* _Problem details_
Every entry below should be transcribed exactly; pictures stay out of the copy.

* BEGIN Data for this exercise *

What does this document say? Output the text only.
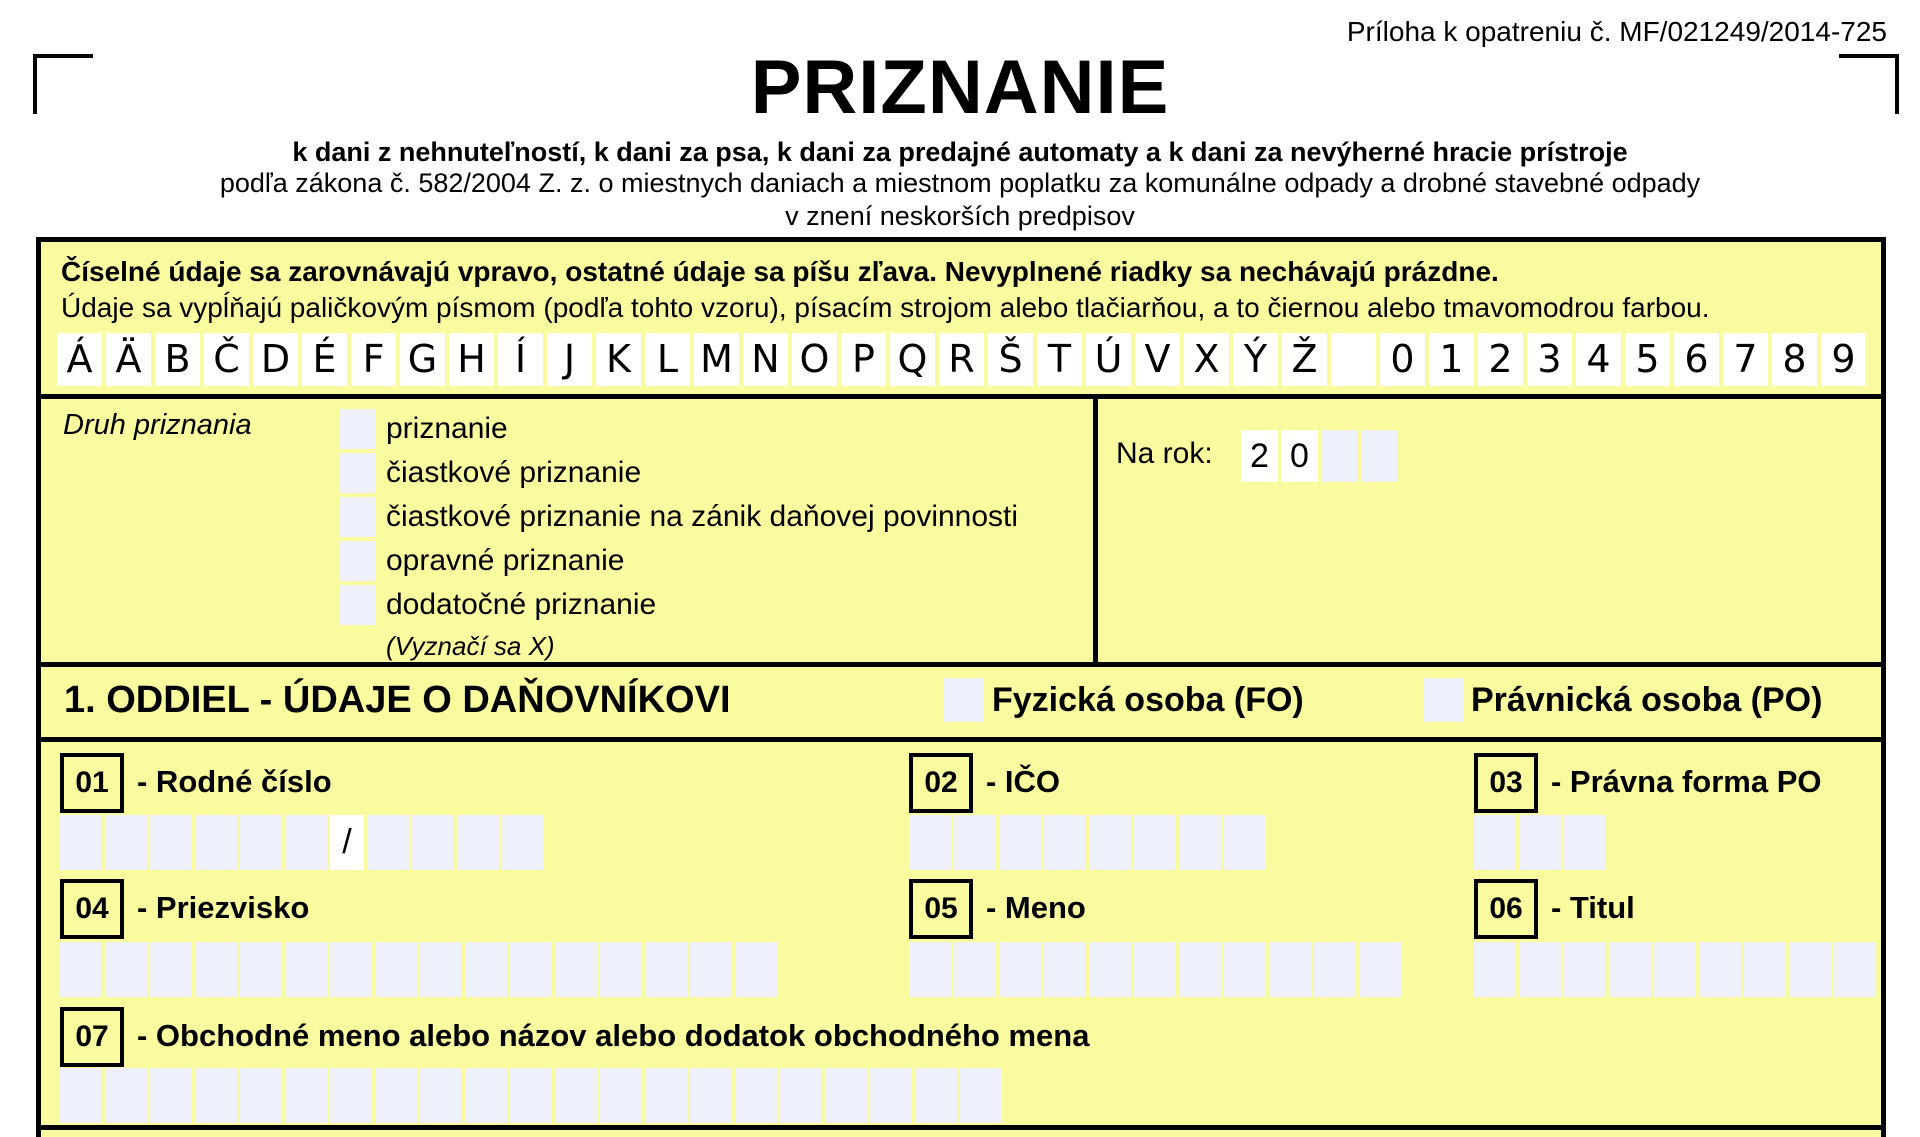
Príloha k opatreniu č. MF/021249/2014-725
PRIZNANIE
k dani z nehnuteľností, k dani za psa, k dani za predajné automaty a k dani za nevýherné hracie prístroje
podľa zákona č. 582/2004 Z. z. o miestnych daniach a miestnom poplatku za komunálne odpady a drobné stavebné odpady
v znení neskorších predpisov
Číselné údaje sa zarovnávajú vpravo, ostatné údaje sa píšu zľava. Nevyplnené riadky sa nechávajú prázdne.
Údaje sa vypĺňajú paličkovým písmom (podľa tohto vzoru), písacím strojom alebo tlačiarňou, a to čiernou alebo tmavomodrou farbou.
Á Ä B Č D É F G H Í J K L M N O P Q R Š T Ú V X Ý Ž 0 1 2 3 4 5 6 7 8 9
Druh priznania	priznanie
čiastkové priznanie
čiastkové priznanie na zánik daňovej povinnosti
opravné priznanie
dodatočné priznanie
(Vyznačí sa X)
Na rok: 2 0
1. ODDIEL - ÚDAJE O DAŇOVNÍKOVI	Fyzická osoba (FO)	Právnická osoba (PO)
01 - Rodné číslo
/
02 - IČO	03 - Právna forma PO
04 - Priezvisko	05 - Meno	06 - Titul
07 - Obchodné meno alebo názov alebo dodatok obchodného mena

* END Data for this exercise *

* _Solved exercise_
What does this document say? Output the text only.
Príloha k opatreniu č. MF/021249/2014-725
PRIZNANIE
k dani z nehnuteľností, k dani za psa, k dani za predajné automaty a k dani za nevýherné hracie prístroje
podľa zákona č. 582/2004 Z. z. o miestnych daniach a miestnom poplatku za komunálne odpady a drobné stavebné odpady
v znení neskorších predpisov
Číselné údaje sa zarovnávajú vpravo, ostatné údaje sa píšu zľava. Nevyplnené riadky sa nechávajú prázdne.
Údaje sa vypĺňajú paličkovým písmom (podľa tohto vzoru), písacím strojom alebo tlačiarňou, a to čiernou alebo tmavomodrou farbou.
Á Ä B Č D É F G H Í J K L M N O P Q R Š T Ú V X Ý Ž 0 1 2 3 4 5 6 7 8 9
Druh priznania	priznanie
čiastkové priznanie
čiastkové priznanie na zánik daňovej povinnosti
opravné priznanie
dodatočné priznanie
(Vyznačí sa X)
Na rok: 2 0
1. ODDIEL - ÚDAJE O DAŇOVNÍKOVI	Fyzická osoba (FO)	Právnická osoba (PO)
01 - Rodné číslo
/
02 - IČO	03 - Právna forma PO
04 - Priezvisko	05 - Meno	06 - Titul
07 - Obchodné meno alebo názov alebo dodatok obchodného mena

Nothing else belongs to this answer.